Exercise details: Retyping should cover only the lines from the one containing "Output the text content of this document." through the final line of the records, with pictures omitted.

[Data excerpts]
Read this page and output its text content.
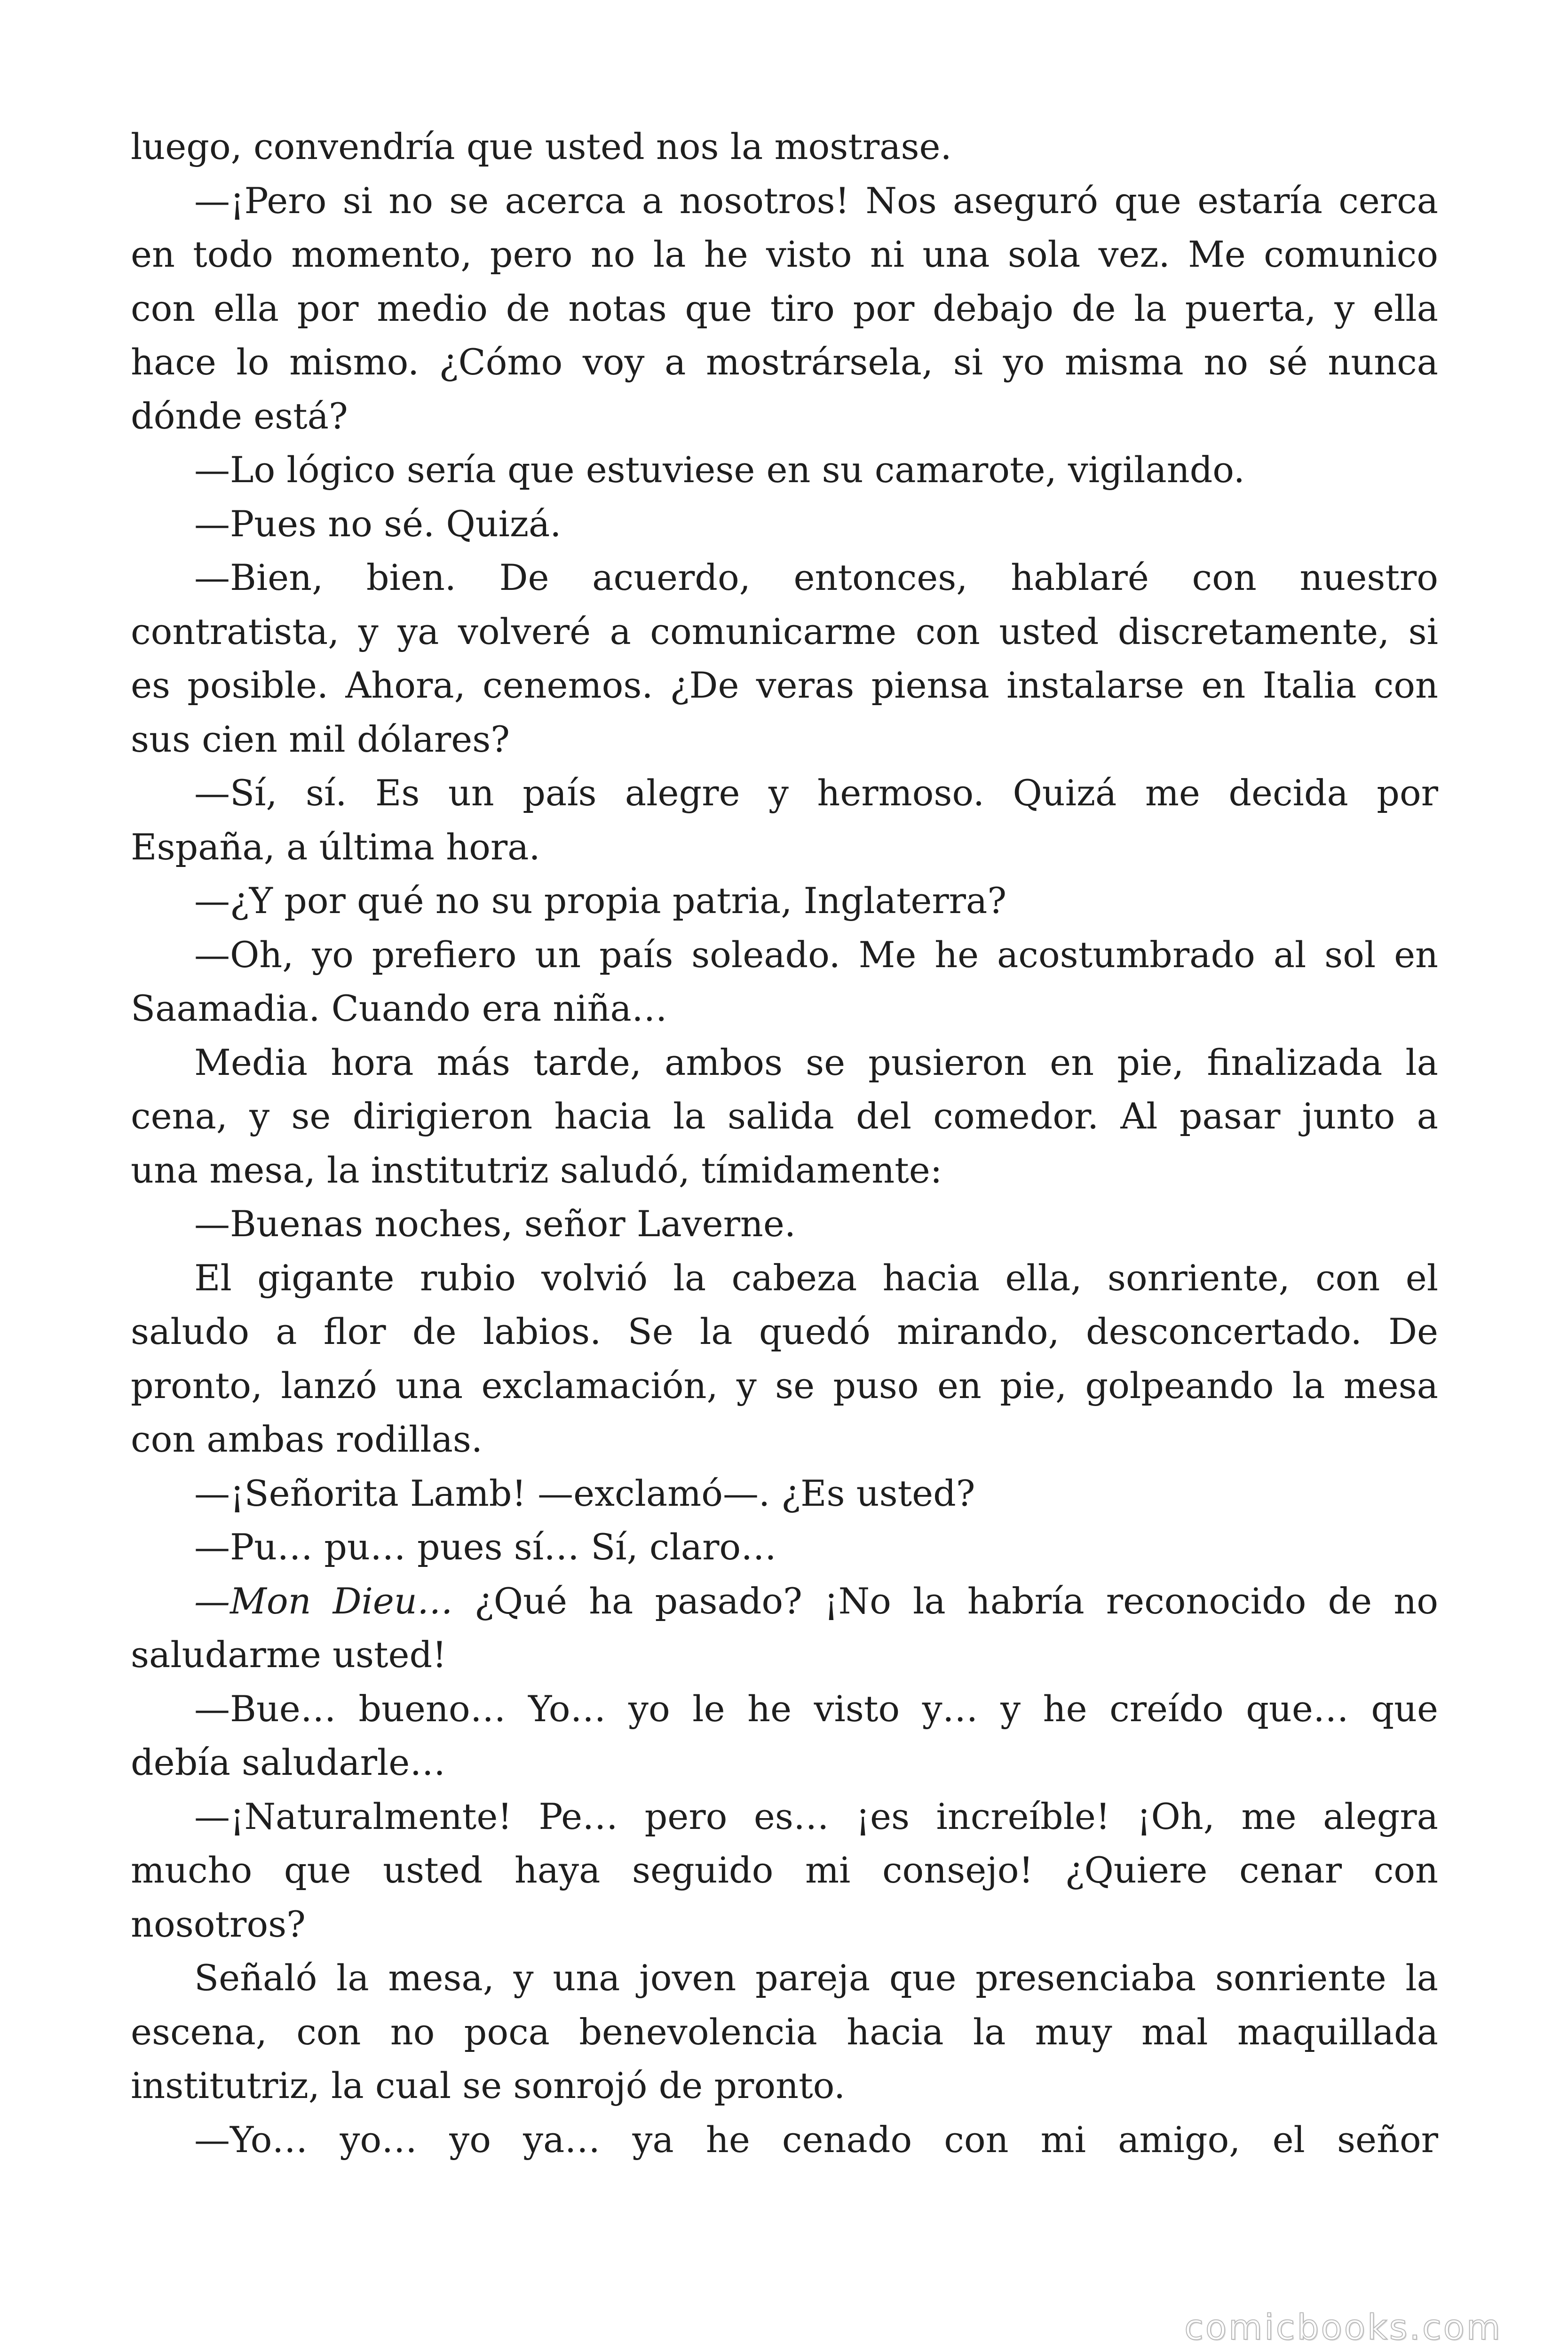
luego, convendría que usted nos la mostrase.
—¡Pero si no se acerca a nosotros! Nos aseguró que estaría cerca
en todo momento, pero no la he visto ni una sola vez. Me comunico
con ella por medio de notas que tiro por debajo de la puerta, y ella
hace lo mismo. ¿Cómo voy a mostrársela, si yo misma no sé nunca
dónde está?
—Lo lógico sería que estuviese en su camarote, vigilando.
—Pues no sé. Quizá.
—Bien, bien. De acuerdo, entonces, hablaré con nuestro
contratista, y ya volveré a comunicarme con usted discretamente, si
es posible. Ahora, cenemos. ¿De veras piensa instalarse en Italia con
sus cien mil dólares?
—Sí, sí. Es un país alegre y hermoso. Quizá me decida por
España, a última hora.
—¿Y por qué no su propia patria, Inglaterra?
—Oh, yo prefiero un país soleado. Me he acostumbrado al sol en
Saamadia. Cuando era niña…
Media hora más tarde, ambos se pusieron en pie, finalizada la
cena, y se dirigieron hacia la salida del comedor. Al pasar junto a
una mesa, la institutriz saludó, tímidamente:
—Buenas noches, señor Laverne.
El gigante rubio volvió la cabeza hacia ella, sonriente, con el
saludo a flor de labios. Se la quedó mirando, desconcertado. De
pronto, lanzó una exclamación, y se puso en pie, golpeando la mesa
con ambas rodillas.
—¡Señorita Lamb! —exclamó—. ¿Es usted?
—Pu… pu… pues sí… Sí, claro…
—Mon Dieu… ¿Qué ha pasado? ¡No la habría reconocido de no
saludarme usted!
—Bue… bueno… Yo… yo le he visto y… y he creído que… que
debía saludarle…
—¡Naturalmente! Pe… pero es… ¡es increíble! ¡Oh, me alegra
mucho que usted haya seguido mi consejo! ¿Quiere cenar con
nosotros?
Señaló la mesa, y una joven pareja que presenciaba sonriente la
escena, con no poca benevolencia hacia la muy mal maquillada
institutriz, la cual se sonrojó de pronto.
—Yo… yo… yo ya… ya he cenado con mi amigo, el señor
comicbooks.com
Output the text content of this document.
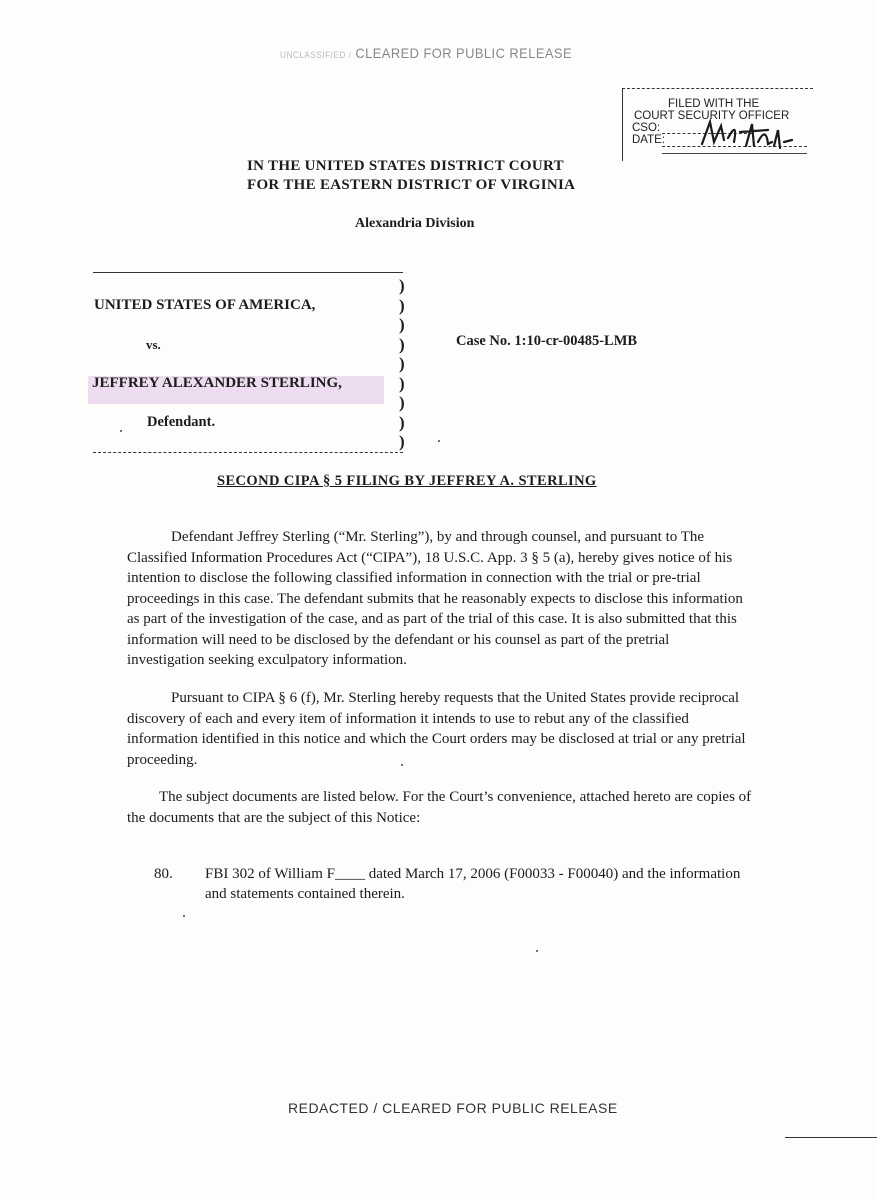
UNCLASSIFIED / CLEARED FOR PUBLIC RELEASE
FILED WITH THE
COURT SECURITY OFFICER
CSO:
DATE:
IN THE UNITED STATES DISTRICT COURT
FOR THE EASTERN DISTRICT OF VIRGINIA
Alexandria Division
UNITED STATES OF AMERICA,
vs.
JEFFREY ALEXANDER STERLING,
Defendant.
)
)
)
)
)
)
)
)
)
Case No. 1:10-cr-00485-LMB
SECOND CIPA § 5 FILING BY JEFFREY A. STERLING

Defendant Jeffrey Sterling (“Mr. Sterling”), by and through counsel, and pursuant to The Classified Information Procedures Act (“CIPA”), 18 U.S.C. App. 3 § 5 (a), hereby gives notice of his intention to disclose the following classified information in connection with the trial or pre-trial proceedings in this case. The defendant submits that he reasonably expects to disclose this information as part of the investigation of the case, and as part of the trial of this case. It is also submitted that this information will need to be disclosed by the defendant or his counsel as part of the pretrial investigation seeking exculpatory information.

Pursuant to CIPA § 6 (f), Mr. Sterling hereby requests that the United States provide reciprocal discovery of each and every item of information it intends to use to rebut any of the classified information identified in this notice and which the Court orders may be disclosed at trial or any pretrial proceeding.

The subject documents are listed below. For the Court’s convenience, attached hereto are copies of the documents that are the subject of this Notice:

80. FBI 302 of William F____ dated March 17, 2006 (F00033 - F00040) and the information and statements contained therein.
REDACTED / CLEARED FOR PUBLIC RELEASE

Written answer:
Output the text content of this document.
UNCLASSIFIED / CLEARED FOR PUBLIC RELEASE
FILED WITH THE
COURT SECURITY OFFICER
CSO:
DATE:
IN THE UNITED STATES DISTRICT COURT
FOR THE EASTERN DISTRICT OF VIRGINIA
Alexandria Division
UNITED STATES OF AMERICA,
vs.
JEFFREY ALEXANDER STERLING,
Defendant.
)
)
)
)
)
)
)
)
)
Case No. 1:10-cr-00485-LMB
SECOND CIPA § 5 FILING BY JEFFREY A. STERLING

Defendant Jeffrey Sterling (“Mr. Sterling”), by and through counsel, and pursuant to The Classified Information Procedures Act (“CIPA”), 18 U.S.C. App. 3 § 5 (a), hereby gives notice of his intention to disclose the following classified information in connection with the trial or pre-trial proceedings in this case. The defendant submits that he reasonably expects to disclose this information as part of the investigation of the case, and as part of the trial of this case. It is also submitted that this information will need to be disclosed by the defendant or his counsel as part of the pretrial investigation seeking exculpatory information.

Pursuant to CIPA § 6 (f), Mr. Sterling hereby requests that the United States provide reciprocal discovery of each and every item of information it intends to use to rebut any of the classified information identified in this notice and which the Court orders may be disclosed at trial or any pretrial proceeding.

The subject documents are listed below. For the Court’s convenience, attached hereto are copies of the documents that are the subject of this Notice:

80. FBI 302 of William F____ dated March 17, 2006 (F00033 - F00040) and the information and statements contained therein.
REDACTED / CLEARED FOR PUBLIC RELEASE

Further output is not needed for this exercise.